═════ Exercise data
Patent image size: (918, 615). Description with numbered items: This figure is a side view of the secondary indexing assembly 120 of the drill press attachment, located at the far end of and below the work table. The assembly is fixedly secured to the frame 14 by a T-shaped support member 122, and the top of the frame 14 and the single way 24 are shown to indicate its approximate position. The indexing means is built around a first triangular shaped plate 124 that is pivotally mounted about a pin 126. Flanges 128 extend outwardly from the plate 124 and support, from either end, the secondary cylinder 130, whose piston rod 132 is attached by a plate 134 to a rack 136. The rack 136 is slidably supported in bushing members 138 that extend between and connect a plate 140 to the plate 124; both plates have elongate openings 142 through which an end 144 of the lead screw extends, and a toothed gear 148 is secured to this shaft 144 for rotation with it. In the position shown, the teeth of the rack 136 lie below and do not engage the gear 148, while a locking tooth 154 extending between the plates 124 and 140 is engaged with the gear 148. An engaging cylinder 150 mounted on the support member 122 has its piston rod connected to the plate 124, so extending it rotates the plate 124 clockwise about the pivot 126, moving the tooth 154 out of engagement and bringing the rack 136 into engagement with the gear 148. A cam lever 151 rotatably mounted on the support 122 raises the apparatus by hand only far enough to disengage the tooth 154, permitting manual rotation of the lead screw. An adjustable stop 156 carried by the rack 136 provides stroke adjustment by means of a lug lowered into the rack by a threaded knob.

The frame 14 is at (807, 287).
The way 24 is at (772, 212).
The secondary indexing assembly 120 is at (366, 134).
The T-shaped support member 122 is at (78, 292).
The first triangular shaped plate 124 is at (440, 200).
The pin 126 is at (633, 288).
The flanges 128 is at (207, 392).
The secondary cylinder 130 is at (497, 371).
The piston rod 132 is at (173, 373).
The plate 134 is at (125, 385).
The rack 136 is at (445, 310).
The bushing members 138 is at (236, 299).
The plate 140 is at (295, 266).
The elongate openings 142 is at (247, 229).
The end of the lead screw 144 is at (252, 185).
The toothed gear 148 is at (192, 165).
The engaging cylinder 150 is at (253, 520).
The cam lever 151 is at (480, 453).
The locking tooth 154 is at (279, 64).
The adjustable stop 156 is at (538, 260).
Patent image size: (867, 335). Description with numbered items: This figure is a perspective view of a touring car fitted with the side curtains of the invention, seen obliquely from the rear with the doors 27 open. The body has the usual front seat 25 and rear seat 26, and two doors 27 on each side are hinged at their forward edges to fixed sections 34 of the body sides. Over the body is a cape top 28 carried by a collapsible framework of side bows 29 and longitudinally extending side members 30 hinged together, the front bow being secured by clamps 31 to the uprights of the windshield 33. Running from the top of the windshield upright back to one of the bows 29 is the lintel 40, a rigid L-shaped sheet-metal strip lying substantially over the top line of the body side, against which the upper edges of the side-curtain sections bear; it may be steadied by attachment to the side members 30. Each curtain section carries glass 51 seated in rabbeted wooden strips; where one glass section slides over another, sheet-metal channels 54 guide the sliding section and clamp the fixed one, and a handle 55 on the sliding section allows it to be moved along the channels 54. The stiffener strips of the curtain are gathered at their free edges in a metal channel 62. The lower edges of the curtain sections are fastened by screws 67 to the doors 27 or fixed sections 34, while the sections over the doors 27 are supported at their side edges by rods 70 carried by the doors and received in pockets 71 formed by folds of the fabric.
══════════
## Objective
Render every line of the data above as a JSON list of strings, one string per line, leaving out blank lines.

## Final answer
[
  "Patent image size: (918, 615). Description with numbered items: This figure is a side view of the secondary indexing assembly 120 of the drill press attachment, located at the far end of and below the work table. The assembly is fixedly secured to the frame 14 by a T-shaped support member 122, and the top of the frame 14 and the single way 24 are shown to indicate its approximate position. The indexing means is built around a first triangular shaped plate 124 that is pivotally mounted about a pin 126. Flanges 128 extend outwardly from the plate 124 and support, from either end, the secondary cylinder 130, whose piston rod 132 is attached by a plate 134 to a rack 136. The rack 136 is slidably supported in bushing members 138 that extend between and connect a plate 140 to the plate 124; both plates have elongate openings 142 through which an end 144 of the lead screw extends, and a toothed gear 148 is secured to this shaft 144 for rotation with it. In the position shown, the teeth of the rack 136 lie below and do not engage the gear 148, while a locking tooth 154 extending between the plates 124 and 140 is engaged with the gear 148. An engaging cylinder 150 mounted on the support member 122 has its piston rod connected to the plate 124, so extending it rotates the plate 124 clockwise about the pivot 126, moving the tooth 154 out of engagement and bringing the rack 136 into engagement with the gear 148. A cam lever 151 rotatably mounted on the support 122 raises the apparatus by hand only far enough to disengage the tooth 154, permitting manual rotation of the lead screw. An adjustable stop 156 carried by the rack 136 provides stroke adjustment by means of a lug lowered into the rack by a threaded knob.",
  "The frame 14 is at (807, 287).",
  "The way 24 is at (772, 212).",
  "The secondary indexing assembly 120 is at (366, 134).",
  "The T-shaped support member 122 is at (78, 292).",
  "The first triangular shaped plate 124 is at (440, 200).",
  "The pin 126 is at (633, 288).",
  "The flanges 128 is at (207, 392).",
  "The secondary cylinder 130 is at (497, 371).",
  "The piston rod 132 is at (173, 373).",
  "The plate 134 is at (125, 385).",
  "The rack 136 is at (445, 310).",
  "The bushing members 138 is at (236, 299).",
  "The plate 140 is at (295, 266).",
  "The elongate openings 142 is at (247, 229).",
  "The end of the lead screw 144 is at (252, 185).",
  "The toothed gear 148 is at (192, 165).",
  "The engaging cylinder 150 is at (253, 520).",
  "The cam lever 151 is at (480, 453).",
  "The locking tooth 154 is at (279, 64).",
  "The adjustable stop 156 is at (538, 260).",
  "Patent image size: (867, 335). Description with numbered items: This figure is a perspective view of a touring car fitted with the side curtains of the invention, seen obliquely from the rear with the doors 27 open. The body has the usual front seat 25 and rear seat 26, and two doors 27 on each side are hinged at their forward edges to fixed sections 34 of the body sides. Over the body is a cape top 28 carried by a collapsible framework of side bows 29 and longitudinally extending side members 30 hinged together, the front bow being secured by clamps 31 to the uprights of the windshield 33. Running from the top of the windshield upright back to one of the bows 29 is the lintel 40, a rigid L-shaped sheet-metal strip lying substantially over the top line of the body side, against which the upper edges of the side-curtain sections bear; it may be steadied by attachment to the side members 30. Each curtain section carries glass 51 seated in rabbeted wooden strips; where one glass section slides over another, sheet-metal channels 54 guide the sliding section and clamp the fixed one, and a handle 55 on the sliding section allows it to be moved along the channels 54. The stiffener strips of the curtain are gathered at their free edges in a metal channel 62. The lower edges of the curtain sections are fastened by screws 67 to the doors 27 or fixed sections 34, while the sections over the doors 27 are supported at their side edges by rods 70 carried by the doors and received in pockets 71 formed by folds of the fabric."
]